- **Exercise directions**:
Restate each line word for word. Leave out every picture.

---- Excerpted records

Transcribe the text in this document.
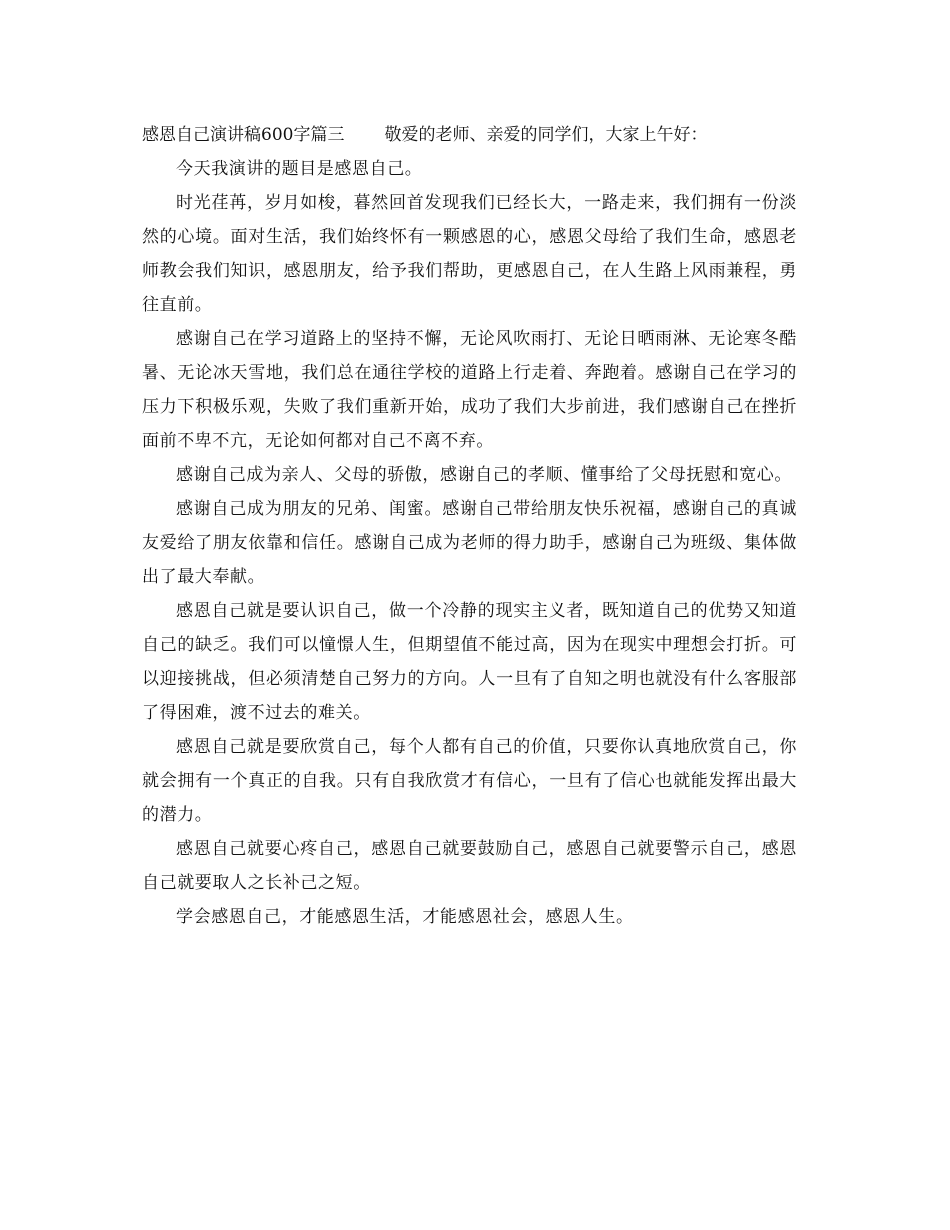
感恩自己演讲稿600字篇三 敬爱的老师、亲爱的同学们，大家上午好：

今天我演讲的题目是感恩自己。

时光荏苒，岁月如梭，暮然回首发现我们已经长大，一路走来，我们拥有一份淡然的心境。面对生活，我们始终怀有一颗感恩的心，感恩父母给了我们生命，感恩老师教会我们知识，感恩朋友，给予我们帮助，更感恩自己，在人生路上风雨兼程，勇往直前。

感谢自己在学习道路上的坚持不懈，无论风吹雨打、无论日晒雨淋、无论寒冬酷暑、无论冰天雪地，我们总在通往学校的道路上行走着、奔跑着。感谢自己在学习的压力下积极乐观，失败了我们重新开始，成功了我们大步前进，我们感谢自己在挫折面前不卑不亢，无论如何都对自己不离不弃。

感谢自己成为亲人、父母的骄傲，感谢自己的孝顺、懂事给了父母抚慰和宽心。

感谢自己成为朋友的兄弟、闺蜜。感谢自己带给朋友快乐祝福，感谢自己的真诚友爱给了朋友依靠和信任。感谢自己成为老师的得力助手，感谢自己为班级、集体做出了最大奉献。

感恩自己就是要认识自己，做一个冷静的现实主义者，既知道自己的优势又知道自己的缺乏。我们可以憧憬人生，但期望值不能过高，因为在现实中理想会打折。可以迎接挑战，但必须清楚自己努力的方向。人一旦有了自知之明也就没有什么客服部了得困难，渡不过去的难关。

感恩自己就是要欣赏自己，每个人都有自己的价值，只要你认真地欣赏自己，你就会拥有一个真正的自我。只有自我欣赏才有信心，一旦有了信心也就能发挥出最大的潜力。

感恩自己就要心疼自己，感恩自己就要鼓励自己，感恩自己就要警示自己，感恩自己就要取人之长补己之短。

学会感恩自己，才能感恩生活，才能感恩社会，感恩人生。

--------

- **Result below**:
Transcribe the text in this document.
感恩自己演讲稿600字篇三 敬爱的老师、亲爱的同学们，大家上午好：

今天我演讲的题目是感恩自己。

时光荏苒，岁月如梭，暮然回首发现我们已经长大，一路走来，我们拥有一份淡然的心境。面对生活，我们始终怀有一颗感恩的心，感恩父母给了我们生命，感恩老师教会我们知识，感恩朋友，给予我们帮助，更感恩自己，在人生路上风雨兼程，勇往直前。

感谢自己在学习道路上的坚持不懈，无论风吹雨打、无论日晒雨淋、无论寒冬酷暑、无论冰天雪地，我们总在通往学校的道路上行走着、奔跑着。感谢自己在学习的压力下积极乐观，失败了我们重新开始，成功了我们大步前进，我们感谢自己在挫折面前不卑不亢，无论如何都对自己不离不弃。

感谢自己成为亲人、父母的骄傲，感谢自己的孝顺、懂事给了父母抚慰和宽心。

感谢自己成为朋友的兄弟、闺蜜。感谢自己带给朋友快乐祝福，感谢自己的真诚友爱给了朋友依靠和信任。感谢自己成为老师的得力助手，感谢自己为班级、集体做出了最大奉献。

感恩自己就是要认识自己，做一个冷静的现实主义者，既知道自己的优势又知道自己的缺乏。我们可以憧憬人生，但期望值不能过高，因为在现实中理想会打折。可以迎接挑战，但必须清楚自己努力的方向。人一旦有了自知之明也就没有什么客服部了得困难，渡不过去的难关。

感恩自己就是要欣赏自己，每个人都有自己的价值，只要你认真地欣赏自己，你就会拥有一个真正的自我。只有自我欣赏才有信心，一旦有了信心也就能发挥出最大的潜力。

感恩自己就要心疼自己，感恩自己就要鼓励自己，感恩自己就要警示自己，感恩自己就要取人之长补己之短。

学会感恩自己，才能感恩生活，才能感恩社会，感恩人生。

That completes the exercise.